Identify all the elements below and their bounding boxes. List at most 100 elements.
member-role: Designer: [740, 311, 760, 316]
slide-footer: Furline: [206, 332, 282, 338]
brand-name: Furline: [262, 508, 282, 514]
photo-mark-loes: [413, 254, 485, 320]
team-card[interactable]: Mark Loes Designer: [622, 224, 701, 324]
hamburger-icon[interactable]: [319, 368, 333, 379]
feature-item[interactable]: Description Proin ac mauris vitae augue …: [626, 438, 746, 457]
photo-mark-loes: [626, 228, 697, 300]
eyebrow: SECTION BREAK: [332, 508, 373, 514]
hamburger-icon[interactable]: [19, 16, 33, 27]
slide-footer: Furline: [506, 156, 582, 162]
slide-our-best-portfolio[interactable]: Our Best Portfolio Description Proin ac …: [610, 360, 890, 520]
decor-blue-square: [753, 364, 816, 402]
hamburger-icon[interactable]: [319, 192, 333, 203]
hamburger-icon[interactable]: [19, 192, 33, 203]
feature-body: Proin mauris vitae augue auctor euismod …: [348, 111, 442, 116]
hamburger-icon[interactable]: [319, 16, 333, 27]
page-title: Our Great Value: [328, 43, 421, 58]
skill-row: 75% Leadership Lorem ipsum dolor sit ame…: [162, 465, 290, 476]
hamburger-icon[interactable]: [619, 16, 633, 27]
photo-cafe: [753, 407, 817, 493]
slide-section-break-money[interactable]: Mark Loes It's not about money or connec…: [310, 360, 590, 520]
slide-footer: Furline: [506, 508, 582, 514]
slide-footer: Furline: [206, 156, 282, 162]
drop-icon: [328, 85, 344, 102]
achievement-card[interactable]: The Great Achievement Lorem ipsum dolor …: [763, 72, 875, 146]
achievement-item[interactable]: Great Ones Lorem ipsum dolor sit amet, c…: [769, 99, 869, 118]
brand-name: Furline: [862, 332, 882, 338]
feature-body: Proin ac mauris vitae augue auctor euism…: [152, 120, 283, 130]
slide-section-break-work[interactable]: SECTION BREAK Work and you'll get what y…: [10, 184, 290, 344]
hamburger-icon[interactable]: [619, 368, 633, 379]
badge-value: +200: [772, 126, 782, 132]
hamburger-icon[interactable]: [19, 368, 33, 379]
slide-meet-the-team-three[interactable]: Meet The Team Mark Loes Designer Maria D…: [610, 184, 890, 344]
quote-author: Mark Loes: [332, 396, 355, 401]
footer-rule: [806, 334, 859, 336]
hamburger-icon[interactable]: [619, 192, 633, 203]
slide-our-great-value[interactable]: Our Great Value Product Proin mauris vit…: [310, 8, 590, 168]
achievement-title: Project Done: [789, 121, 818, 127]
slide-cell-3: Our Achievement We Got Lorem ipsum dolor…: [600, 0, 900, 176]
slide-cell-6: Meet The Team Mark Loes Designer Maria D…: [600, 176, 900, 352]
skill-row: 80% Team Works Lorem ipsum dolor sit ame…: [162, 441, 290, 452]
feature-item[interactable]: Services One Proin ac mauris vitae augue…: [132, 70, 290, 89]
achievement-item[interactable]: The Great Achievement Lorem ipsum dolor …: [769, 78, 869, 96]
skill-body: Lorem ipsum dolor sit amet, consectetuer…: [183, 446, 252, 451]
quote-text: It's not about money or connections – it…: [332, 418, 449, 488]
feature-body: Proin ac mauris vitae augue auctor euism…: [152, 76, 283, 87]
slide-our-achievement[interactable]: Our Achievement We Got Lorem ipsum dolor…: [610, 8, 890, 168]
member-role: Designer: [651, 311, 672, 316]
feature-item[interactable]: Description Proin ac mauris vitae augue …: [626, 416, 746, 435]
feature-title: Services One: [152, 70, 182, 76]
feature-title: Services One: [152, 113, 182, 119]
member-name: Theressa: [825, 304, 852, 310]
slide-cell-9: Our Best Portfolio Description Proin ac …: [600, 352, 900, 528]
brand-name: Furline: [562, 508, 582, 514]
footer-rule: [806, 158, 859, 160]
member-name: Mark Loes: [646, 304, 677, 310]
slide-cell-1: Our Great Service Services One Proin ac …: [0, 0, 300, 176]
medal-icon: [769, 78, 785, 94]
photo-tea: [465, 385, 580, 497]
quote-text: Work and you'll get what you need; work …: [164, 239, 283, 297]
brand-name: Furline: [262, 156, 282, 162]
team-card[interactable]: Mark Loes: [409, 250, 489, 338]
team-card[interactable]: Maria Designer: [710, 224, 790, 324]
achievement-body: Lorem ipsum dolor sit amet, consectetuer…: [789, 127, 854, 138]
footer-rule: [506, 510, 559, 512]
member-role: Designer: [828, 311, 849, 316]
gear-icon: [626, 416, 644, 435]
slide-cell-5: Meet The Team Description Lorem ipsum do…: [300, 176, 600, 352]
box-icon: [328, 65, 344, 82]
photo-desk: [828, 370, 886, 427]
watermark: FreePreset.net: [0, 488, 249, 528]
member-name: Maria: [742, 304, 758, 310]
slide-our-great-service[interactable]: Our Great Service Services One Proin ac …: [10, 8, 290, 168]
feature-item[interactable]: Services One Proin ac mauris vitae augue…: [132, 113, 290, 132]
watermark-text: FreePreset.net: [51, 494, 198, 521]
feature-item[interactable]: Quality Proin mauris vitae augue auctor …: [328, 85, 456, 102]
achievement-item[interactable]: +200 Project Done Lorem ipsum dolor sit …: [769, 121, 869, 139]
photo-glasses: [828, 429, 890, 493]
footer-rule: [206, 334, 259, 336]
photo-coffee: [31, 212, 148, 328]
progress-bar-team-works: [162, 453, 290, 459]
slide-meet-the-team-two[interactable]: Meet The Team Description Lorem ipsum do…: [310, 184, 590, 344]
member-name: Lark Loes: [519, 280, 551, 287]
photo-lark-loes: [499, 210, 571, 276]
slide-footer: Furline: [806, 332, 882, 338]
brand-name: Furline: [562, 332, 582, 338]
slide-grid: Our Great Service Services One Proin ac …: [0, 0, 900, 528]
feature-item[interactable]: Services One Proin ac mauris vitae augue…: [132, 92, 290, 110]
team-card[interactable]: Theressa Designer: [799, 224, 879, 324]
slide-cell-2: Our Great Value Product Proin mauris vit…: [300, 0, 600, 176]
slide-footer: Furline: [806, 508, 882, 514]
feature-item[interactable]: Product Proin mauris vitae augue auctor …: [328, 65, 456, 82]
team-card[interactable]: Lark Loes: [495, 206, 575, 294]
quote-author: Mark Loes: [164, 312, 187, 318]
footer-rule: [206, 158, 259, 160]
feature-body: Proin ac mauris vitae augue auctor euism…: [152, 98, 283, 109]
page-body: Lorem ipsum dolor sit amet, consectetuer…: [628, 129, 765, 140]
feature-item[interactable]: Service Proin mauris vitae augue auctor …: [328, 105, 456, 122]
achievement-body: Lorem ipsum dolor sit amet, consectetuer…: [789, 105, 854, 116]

Work required: Edit the items above so that every occurrence of "Furline" reads "Brightfold", and keep every other part of each line unchanged.

Task response:
Identify all the elements below and their bounding boxes. List at most 100 elements.
member-role: Designer: [740, 311, 760, 316]
slide-footer: Brightfold: [206, 332, 282, 338]
brand-name: Brightfold: [262, 508, 282, 514]
photo-mark-loes: [413, 254, 485, 320]
team-card[interactable]: Mark Loes Designer: [622, 224, 701, 324]
hamburger-icon[interactable]: [319, 368, 333, 379]
feature-item[interactable]: Description Proin ac mauris vitae augue …: [626, 438, 746, 457]
photo-mark-loes: [626, 228, 697, 300]
eyebrow: SECTION BREAK: [332, 508, 373, 514]
hamburger-icon[interactable]: [19, 16, 33, 27]
slide-footer: Brightfold: [506, 156, 582, 162]
slide-our-best-portfolio[interactable]: Our Best Portfolio Description Proin ac …: [610, 360, 890, 520]
decor-blue-square: [753, 364, 816, 402]
hamburger-icon[interactable]: [319, 192, 333, 203]
hamburger-icon[interactable]: [19, 192, 33, 203]
feature-body: Proin mauris vitae augue auctor euismod …: [348, 111, 442, 116]
hamburger-icon[interactable]: [319, 16, 333, 27]
page-title: Our Great Value: [328, 43, 421, 58]
skill-row: 75% Leadership Lorem ipsum dolor sit ame…: [162, 465, 290, 476]
hamburger-icon[interactable]: [619, 16, 633, 27]
photo-cafe: [753, 407, 817, 493]
slide-section-break-money[interactable]: Mark Loes It's not about money or connec…: [310, 360, 590, 520]
slide-footer: Brightfold: [506, 508, 582, 514]
slide-footer: Brightfold: [206, 156, 282, 162]
drop-icon: [328, 85, 344, 102]
achievement-card[interactable]: The Great Achievement Lorem ipsum dolor …: [763, 72, 875, 146]
achievement-item[interactable]: Great Ones Lorem ipsum dolor sit amet, c…: [769, 99, 869, 118]
brand-name: Brightfold: [862, 332, 882, 338]
feature-body: Proin ac mauris vitae augue auctor euism…: [152, 120, 283, 130]
slide-section-break-work[interactable]: SECTION BREAK Work and you'll get what y…: [10, 184, 290, 344]
hamburger-icon[interactable]: [619, 368, 633, 379]
badge-value: +200: [772, 126, 782, 132]
hamburger-icon[interactable]: [19, 368, 33, 379]
slide-meet-the-team-three[interactable]: Meet The Team Mark Loes Designer Maria D…: [610, 184, 890, 344]
quote-author: Mark Loes: [332, 396, 355, 401]
footer-rule: [806, 334, 859, 336]
hamburger-icon[interactable]: [619, 192, 633, 203]
slide-our-great-value[interactable]: Our Great Value Product Proin mauris vit…: [310, 8, 590, 168]
achievement-title: Project Done: [789, 121, 818, 127]
slide-cell-3: Our Achievement We Got Lorem ipsum dolor…: [600, 0, 900, 176]
slide-cell-6: Meet The Team Mark Loes Designer Maria D…: [600, 176, 900, 352]
skill-row: 80% Team Works Lorem ipsum dolor sit ame…: [162, 441, 290, 452]
feature-item[interactable]: Services One Proin ac mauris vitae augue…: [132, 70, 290, 89]
achievement-item[interactable]: The Great Achievement Lorem ipsum dolor …: [769, 78, 869, 96]
skill-body: Lorem ipsum dolor sit amet, consectetuer…: [183, 446, 252, 451]
quote-text: It's not about money or connections – it…: [332, 418, 449, 488]
feature-body: Proin ac mauris vitae augue auctor euism…: [152, 76, 283, 87]
slide-our-achievement[interactable]: Our Achievement We Got Lorem ipsum dolor…: [610, 8, 890, 168]
member-role: Designer: [651, 311, 672, 316]
feature-item[interactable]: Description Proin ac mauris vitae augue …: [626, 416, 746, 435]
feature-title: Services One: [152, 70, 182, 76]
feature-title: Services One: [152, 113, 182, 119]
member-name: Theressa: [825, 304, 852, 310]
slide-cell-9: Our Best Portfolio Description Proin ac …: [600, 352, 900, 528]
brand-name: Brightfold: [562, 508, 582, 514]
footer-rule: [806, 158, 859, 160]
member-name: Mark Loes: [646, 304, 677, 310]
slide-cell-1: Our Great Service Services One Proin ac …: [0, 0, 300, 176]
medal-icon: [769, 78, 785, 94]
photo-tea: [465, 385, 580, 497]
quote-text: Work and you'll get what you need; work …: [164, 239, 283, 297]
brand-name: Brightfold: [262, 156, 282, 162]
team-card[interactable]: Mark Loes: [409, 250, 489, 338]
team-card[interactable]: Maria Designer: [710, 224, 790, 324]
achievement-body: Lorem ipsum dolor sit amet, consectetuer…: [789, 127, 854, 138]
footer-rule: [506, 510, 559, 512]
member-role: Designer: [828, 311, 849, 316]
gear-icon: [626, 416, 644, 435]
slide-cell-5: Meet The Team Description Lorem ipsum do…: [300, 176, 600, 352]
box-icon: [328, 65, 344, 82]
photo-desk: [828, 370, 886, 427]
watermark: FreePreset.net: [0, 488, 249, 528]
member-name: Maria: [742, 304, 758, 310]
slide-our-great-service[interactable]: Our Great Service Services One Proin ac …: [10, 8, 290, 168]
feature-item[interactable]: Services One Proin ac mauris vitae augue…: [132, 113, 290, 132]
watermark-text: FreePreset.net: [51, 494, 198, 521]
feature-item[interactable]: Quality Proin mauris vitae augue auctor …: [328, 85, 456, 102]
achievement-item[interactable]: +200 Project Done Lorem ipsum dolor sit …: [769, 121, 869, 139]
photo-glasses: [828, 429, 890, 493]
footer-rule: [206, 334, 259, 336]
photo-coffee: [31, 212, 148, 328]
progress-bar-team-works: [162, 453, 290, 459]
slide-meet-the-team-two[interactable]: Meet The Team Description Lorem ipsum do…: [310, 184, 590, 344]
member-name: Lark Loes: [519, 280, 551, 287]
photo-lark-loes: [499, 210, 571, 276]
slide-footer: Brightfold: [806, 332, 882, 338]
brand-name: Brightfold: [562, 332, 582, 338]
slide-grid: Our Great Service Services One Proin ac …: [0, 0, 900, 528]
feature-item[interactable]: Services One Proin ac mauris vitae augue…: [132, 92, 290, 110]
team-card[interactable]: Theressa Designer: [799, 224, 879, 324]
slide-cell-2: Our Great Value Product Proin mauris vit…: [300, 0, 600, 176]
slide-footer: Brightfold: [806, 508, 882, 514]
feature-item[interactable]: Product Proin mauris vitae augue auctor …: [328, 65, 456, 82]
team-card[interactable]: Lark Loes: [495, 206, 575, 294]
quote-author: Mark Loes: [164, 312, 187, 318]
footer-rule: [206, 158, 259, 160]
feature-body: Proin ac mauris vitae augue auctor euism…: [152, 98, 283, 109]
page-body: Lorem ipsum dolor sit amet, consectetuer…: [628, 129, 765, 140]
feature-item[interactable]: Service Proin mauris vitae augue auctor …: [328, 105, 456, 122]
achievement-body: Lorem ipsum dolor sit amet, consectetuer…: [789, 105, 854, 116]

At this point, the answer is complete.